#### Task details
Using the records below, count the lines with "text" in them. Give the number only.

----------------

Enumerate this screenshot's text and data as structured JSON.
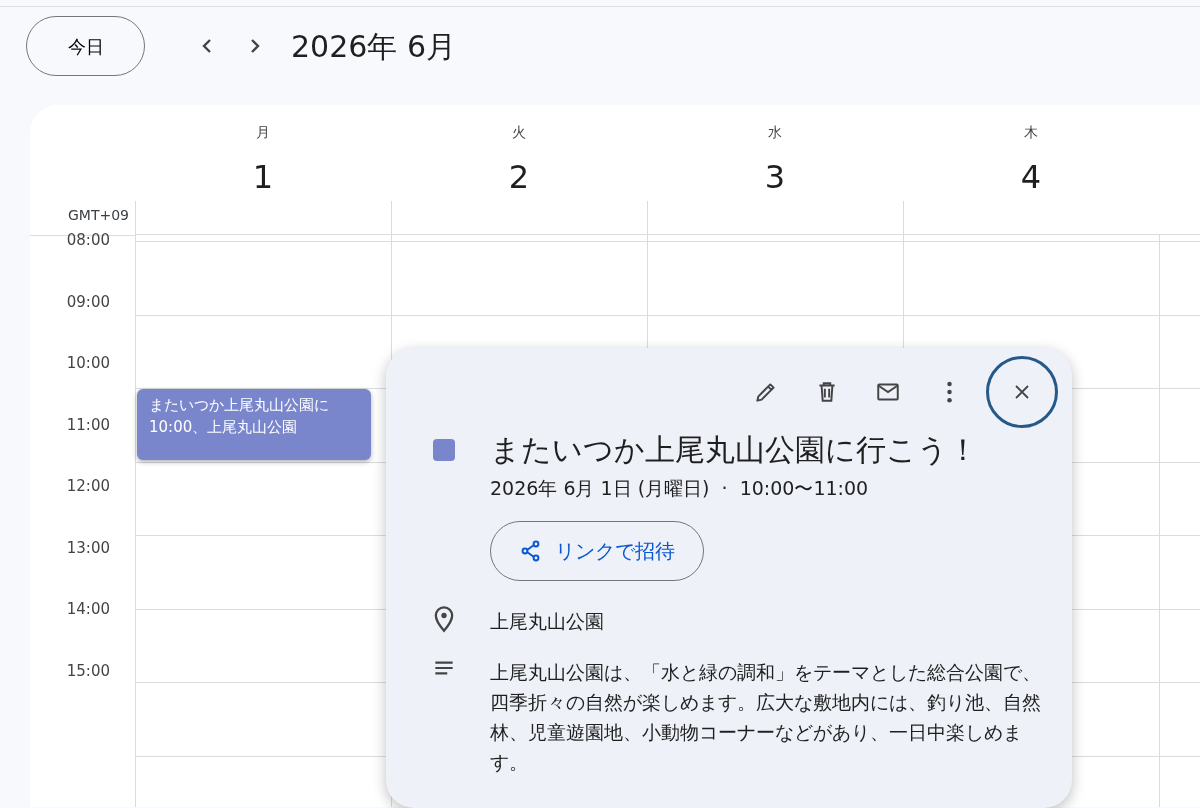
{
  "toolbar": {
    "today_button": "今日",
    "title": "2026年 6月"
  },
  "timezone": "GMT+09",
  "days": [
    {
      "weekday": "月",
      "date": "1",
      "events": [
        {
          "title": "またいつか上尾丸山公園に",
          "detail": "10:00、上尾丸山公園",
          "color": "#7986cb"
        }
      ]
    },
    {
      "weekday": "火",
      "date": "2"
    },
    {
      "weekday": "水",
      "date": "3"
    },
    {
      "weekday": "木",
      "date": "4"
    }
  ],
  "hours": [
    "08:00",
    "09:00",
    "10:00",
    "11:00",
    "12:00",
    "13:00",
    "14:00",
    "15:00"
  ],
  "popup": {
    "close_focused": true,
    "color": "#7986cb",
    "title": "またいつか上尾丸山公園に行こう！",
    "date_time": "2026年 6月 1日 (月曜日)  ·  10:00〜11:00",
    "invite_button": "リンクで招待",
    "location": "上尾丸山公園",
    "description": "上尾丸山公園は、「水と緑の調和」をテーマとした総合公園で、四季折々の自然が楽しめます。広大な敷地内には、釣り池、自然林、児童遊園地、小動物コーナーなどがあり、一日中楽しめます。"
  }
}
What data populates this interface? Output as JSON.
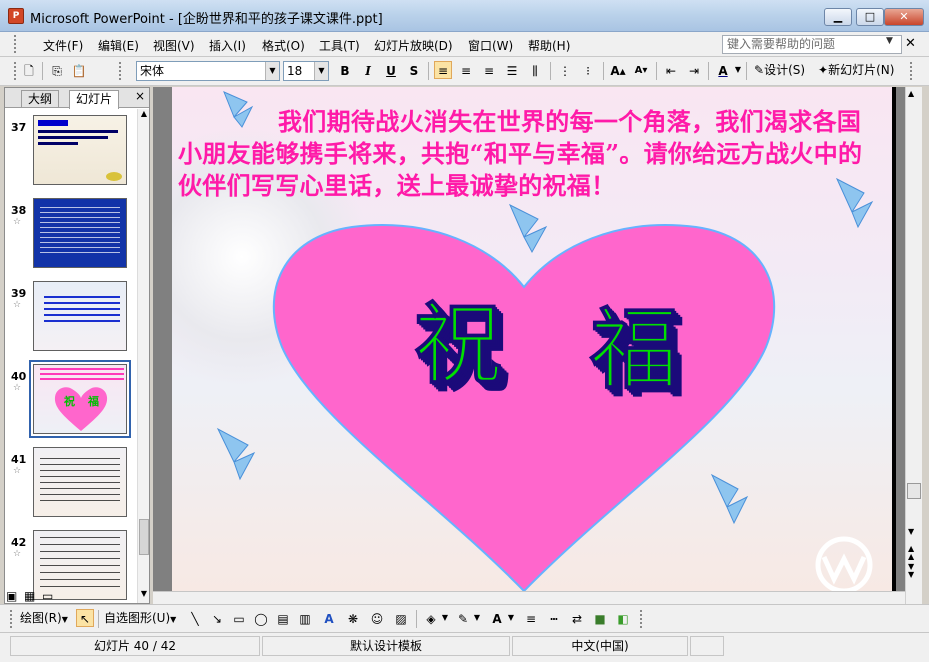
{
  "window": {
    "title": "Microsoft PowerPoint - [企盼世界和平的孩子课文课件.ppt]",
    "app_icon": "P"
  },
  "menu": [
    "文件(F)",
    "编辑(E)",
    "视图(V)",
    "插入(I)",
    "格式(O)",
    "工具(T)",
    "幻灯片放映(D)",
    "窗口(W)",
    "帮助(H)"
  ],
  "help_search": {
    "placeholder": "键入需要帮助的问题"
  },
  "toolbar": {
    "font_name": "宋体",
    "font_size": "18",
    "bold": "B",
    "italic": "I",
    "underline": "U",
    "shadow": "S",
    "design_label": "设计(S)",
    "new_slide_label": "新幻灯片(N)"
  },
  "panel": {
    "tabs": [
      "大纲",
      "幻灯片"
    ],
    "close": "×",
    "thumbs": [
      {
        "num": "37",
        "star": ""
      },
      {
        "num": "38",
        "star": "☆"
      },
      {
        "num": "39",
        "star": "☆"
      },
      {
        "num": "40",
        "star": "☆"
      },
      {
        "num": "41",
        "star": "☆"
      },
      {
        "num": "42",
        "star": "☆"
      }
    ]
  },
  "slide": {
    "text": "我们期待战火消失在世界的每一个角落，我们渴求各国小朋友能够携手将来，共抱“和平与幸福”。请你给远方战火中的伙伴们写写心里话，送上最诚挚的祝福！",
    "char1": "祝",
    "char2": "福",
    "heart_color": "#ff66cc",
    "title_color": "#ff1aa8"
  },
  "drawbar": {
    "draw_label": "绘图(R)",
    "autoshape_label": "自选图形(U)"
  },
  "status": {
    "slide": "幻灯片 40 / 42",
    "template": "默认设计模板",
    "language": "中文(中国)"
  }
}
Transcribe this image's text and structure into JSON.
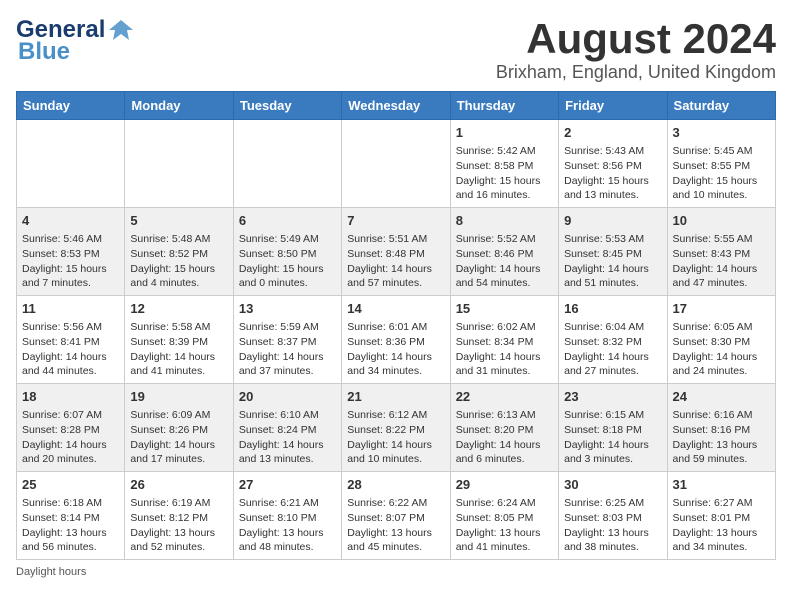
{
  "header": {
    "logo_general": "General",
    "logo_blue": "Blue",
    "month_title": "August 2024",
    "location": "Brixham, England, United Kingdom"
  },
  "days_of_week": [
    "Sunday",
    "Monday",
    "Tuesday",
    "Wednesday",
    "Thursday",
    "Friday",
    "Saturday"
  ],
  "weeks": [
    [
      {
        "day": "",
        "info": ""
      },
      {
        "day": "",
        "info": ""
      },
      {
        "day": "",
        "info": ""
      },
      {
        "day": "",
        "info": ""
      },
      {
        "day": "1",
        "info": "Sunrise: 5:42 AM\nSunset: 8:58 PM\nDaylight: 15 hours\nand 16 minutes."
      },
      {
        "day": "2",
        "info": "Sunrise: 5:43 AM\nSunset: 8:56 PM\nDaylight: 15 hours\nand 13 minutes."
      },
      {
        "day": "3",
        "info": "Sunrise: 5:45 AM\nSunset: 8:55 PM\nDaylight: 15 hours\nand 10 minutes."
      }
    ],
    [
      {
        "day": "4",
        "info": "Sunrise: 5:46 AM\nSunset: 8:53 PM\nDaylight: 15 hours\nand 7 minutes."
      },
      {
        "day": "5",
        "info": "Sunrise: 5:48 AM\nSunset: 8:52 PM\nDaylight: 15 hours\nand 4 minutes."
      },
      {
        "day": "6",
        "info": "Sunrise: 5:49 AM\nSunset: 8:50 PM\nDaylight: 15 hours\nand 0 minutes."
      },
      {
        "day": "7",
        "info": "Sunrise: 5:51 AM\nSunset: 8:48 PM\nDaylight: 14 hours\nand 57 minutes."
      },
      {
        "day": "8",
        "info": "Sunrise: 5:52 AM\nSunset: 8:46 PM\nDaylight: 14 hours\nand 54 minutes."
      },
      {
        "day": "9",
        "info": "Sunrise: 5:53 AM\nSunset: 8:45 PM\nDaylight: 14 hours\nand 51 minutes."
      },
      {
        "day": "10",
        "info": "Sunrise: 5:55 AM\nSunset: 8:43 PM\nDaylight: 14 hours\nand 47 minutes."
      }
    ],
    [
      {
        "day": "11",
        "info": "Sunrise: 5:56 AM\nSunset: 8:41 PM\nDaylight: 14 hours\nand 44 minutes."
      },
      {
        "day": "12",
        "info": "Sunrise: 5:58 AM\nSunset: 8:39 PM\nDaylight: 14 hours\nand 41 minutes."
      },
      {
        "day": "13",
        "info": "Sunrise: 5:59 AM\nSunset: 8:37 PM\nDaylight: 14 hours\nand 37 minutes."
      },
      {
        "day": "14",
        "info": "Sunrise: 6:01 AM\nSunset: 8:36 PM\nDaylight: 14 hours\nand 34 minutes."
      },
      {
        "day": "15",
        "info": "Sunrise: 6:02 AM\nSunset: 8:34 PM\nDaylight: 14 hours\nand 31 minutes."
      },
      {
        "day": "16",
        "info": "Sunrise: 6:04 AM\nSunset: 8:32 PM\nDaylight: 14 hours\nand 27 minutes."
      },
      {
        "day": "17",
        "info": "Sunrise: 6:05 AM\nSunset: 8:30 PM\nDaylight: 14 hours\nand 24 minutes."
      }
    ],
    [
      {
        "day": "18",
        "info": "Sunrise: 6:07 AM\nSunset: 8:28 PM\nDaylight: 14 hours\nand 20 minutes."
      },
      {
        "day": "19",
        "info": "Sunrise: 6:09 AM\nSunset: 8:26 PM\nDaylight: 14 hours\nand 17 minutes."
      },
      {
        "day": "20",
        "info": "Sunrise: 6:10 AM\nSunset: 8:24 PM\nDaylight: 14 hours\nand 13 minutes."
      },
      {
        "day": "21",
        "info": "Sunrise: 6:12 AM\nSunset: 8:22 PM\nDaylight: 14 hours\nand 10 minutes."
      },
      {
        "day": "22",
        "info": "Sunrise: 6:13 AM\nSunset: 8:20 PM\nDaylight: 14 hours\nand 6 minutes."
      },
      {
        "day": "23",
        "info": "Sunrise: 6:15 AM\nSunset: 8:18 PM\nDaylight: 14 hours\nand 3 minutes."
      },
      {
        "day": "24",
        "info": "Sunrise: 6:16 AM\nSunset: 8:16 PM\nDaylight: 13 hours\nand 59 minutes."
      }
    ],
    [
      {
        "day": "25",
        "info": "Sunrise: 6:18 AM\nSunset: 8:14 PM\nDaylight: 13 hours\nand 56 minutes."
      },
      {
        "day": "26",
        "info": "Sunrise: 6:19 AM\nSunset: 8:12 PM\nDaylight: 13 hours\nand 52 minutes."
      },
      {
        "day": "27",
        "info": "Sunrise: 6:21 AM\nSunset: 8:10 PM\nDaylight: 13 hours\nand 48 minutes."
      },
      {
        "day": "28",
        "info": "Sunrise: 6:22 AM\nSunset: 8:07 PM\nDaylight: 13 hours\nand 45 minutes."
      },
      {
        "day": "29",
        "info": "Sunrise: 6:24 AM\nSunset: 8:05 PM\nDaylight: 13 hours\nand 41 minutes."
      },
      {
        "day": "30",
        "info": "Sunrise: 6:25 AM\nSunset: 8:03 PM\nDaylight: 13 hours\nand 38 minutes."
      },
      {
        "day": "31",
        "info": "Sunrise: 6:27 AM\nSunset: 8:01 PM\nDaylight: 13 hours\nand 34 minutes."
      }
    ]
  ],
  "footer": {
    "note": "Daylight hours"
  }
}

----------------

#### Output of the task
3